### Task instructions
Return all the data below as it stands, minus the pictures.

start Data shown

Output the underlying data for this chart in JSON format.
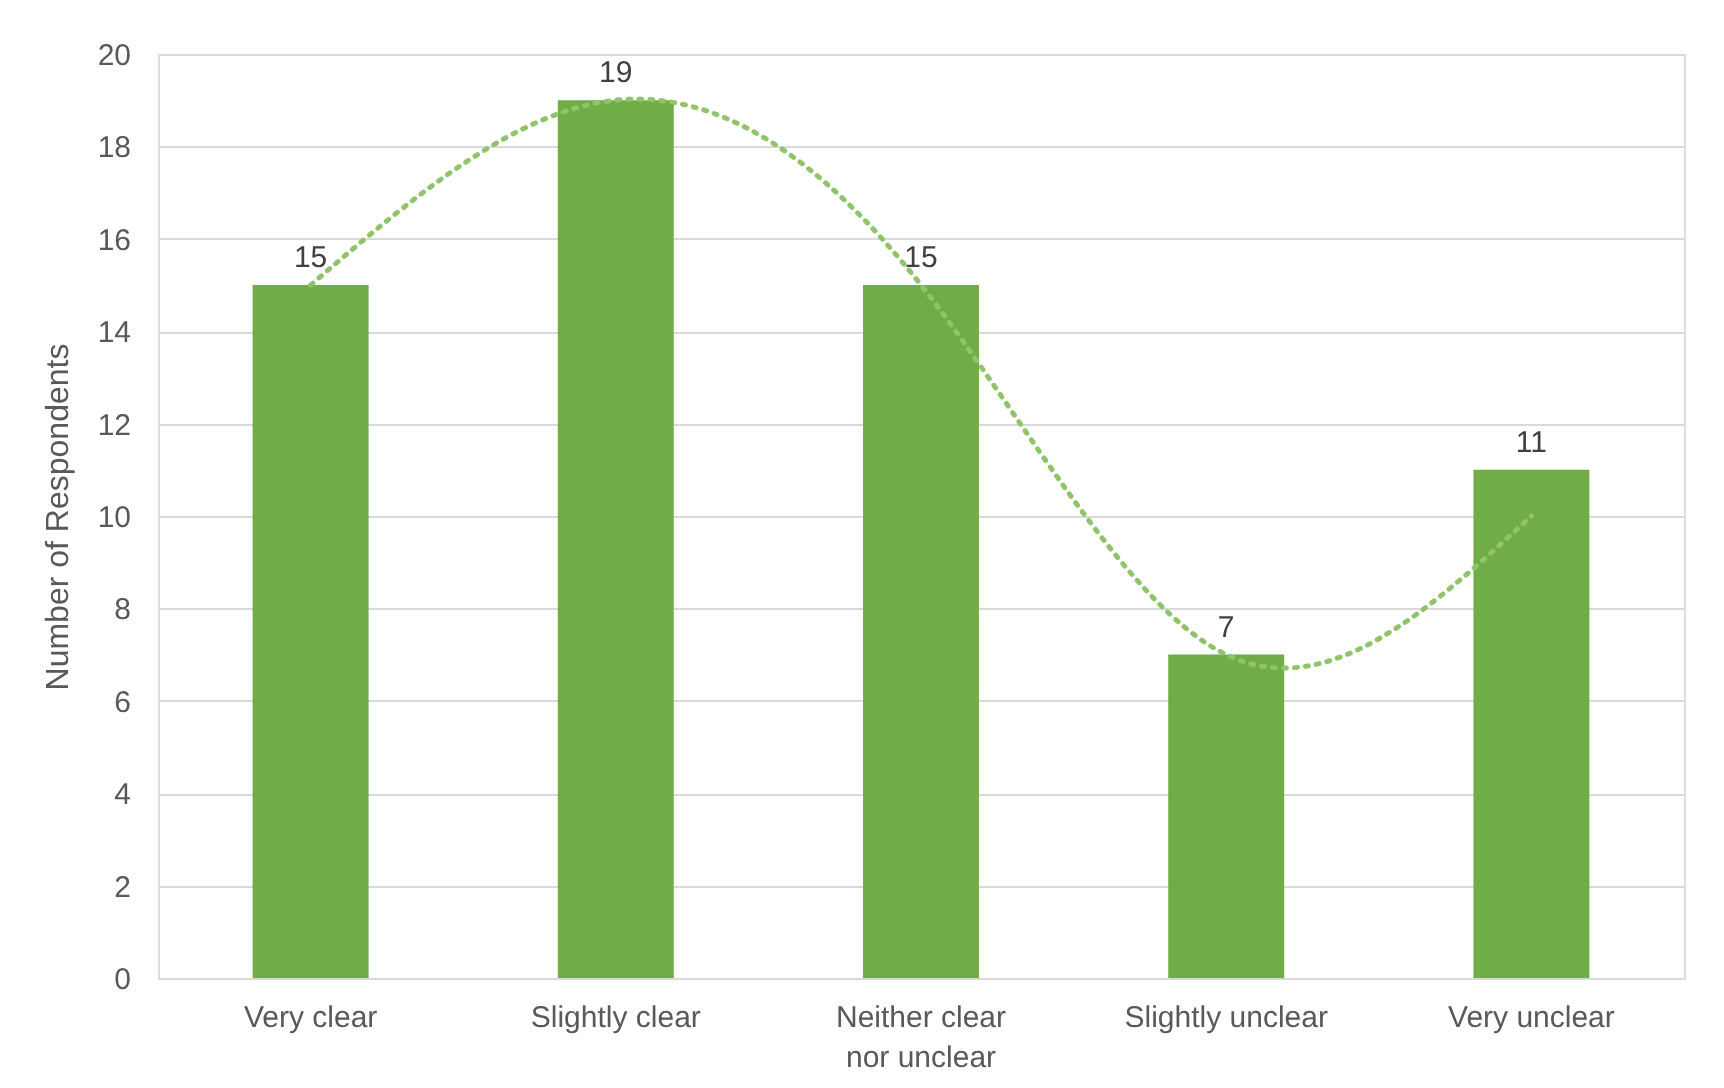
{
  "chart_data": {
    "type": "bar",
    "ylabel": "Number of Respondents",
    "categories": [
      "Very clear",
      "Slightly clear",
      "Neither clear nor unclear",
      "Slightly unclear",
      "Very unclear"
    ],
    "series": [
      {
        "color": "#70ad47",
        "values": [
          15,
          19,
          15,
          7,
          11
        ],
        "value_labels": [
          "15",
          "19",
          "15",
          "7",
          "11"
        ]
      },
      {
        "type": "line",
        "color": "#8fc46a",
        "line_style": "dotted",
        "values": [
          15,
          19,
          15,
          7,
          10
        ]
      }
    ],
    "ylim": [
      0,
      20
    ],
    "yticks": [
      0,
      2,
      4,
      6,
      8,
      10,
      12,
      14,
      16,
      18,
      20
    ],
    "grid": "y"
  }
}
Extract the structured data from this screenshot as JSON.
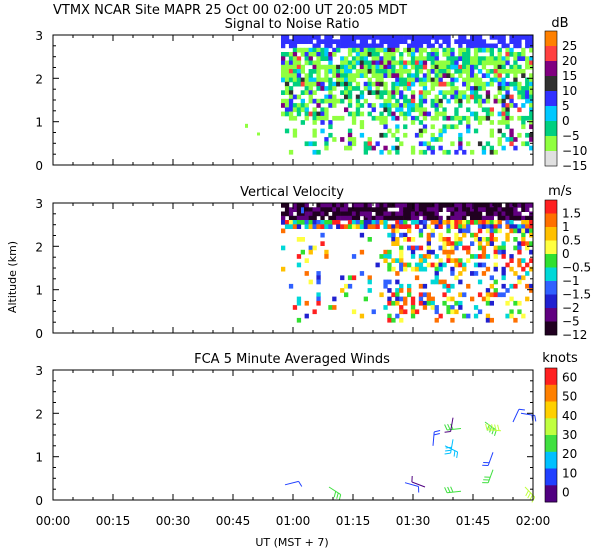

end Data shown

### Answer for the task
Output the underlying data for this chart in JSON format.
{
  "chart_data": {
    "type": "bar",
    "ylabel": "Number of Respondents",
    "categories": [
      "Very clear",
      "Slightly clear",
      "Neither clear nor unclear",
      "Slightly unclear",
      "Very unclear"
    ],
    "series": [
      {
        "color": "#70ad47",
        "values": [
          15,
          19,
          15,
          7,
          11
        ],
        "value_labels": [
          "15",
          "19",
          "15",
          "7",
          "11"
        ]
      },
      {
        "type": "line",
        "color": "#8fc46a",
        "line_style": "dotted",
        "values": [
          15,
          19,
          15,
          7,
          10
        ]
      }
    ],
    "ylim": [
      0,
      20
    ],
    "yticks": [
      0,
      2,
      4,
      6,
      8,
      10,
      12,
      14,
      16,
      18,
      20
    ],
    "grid": "y"
  }
}
Extract the structured data from this screenshot as JSON.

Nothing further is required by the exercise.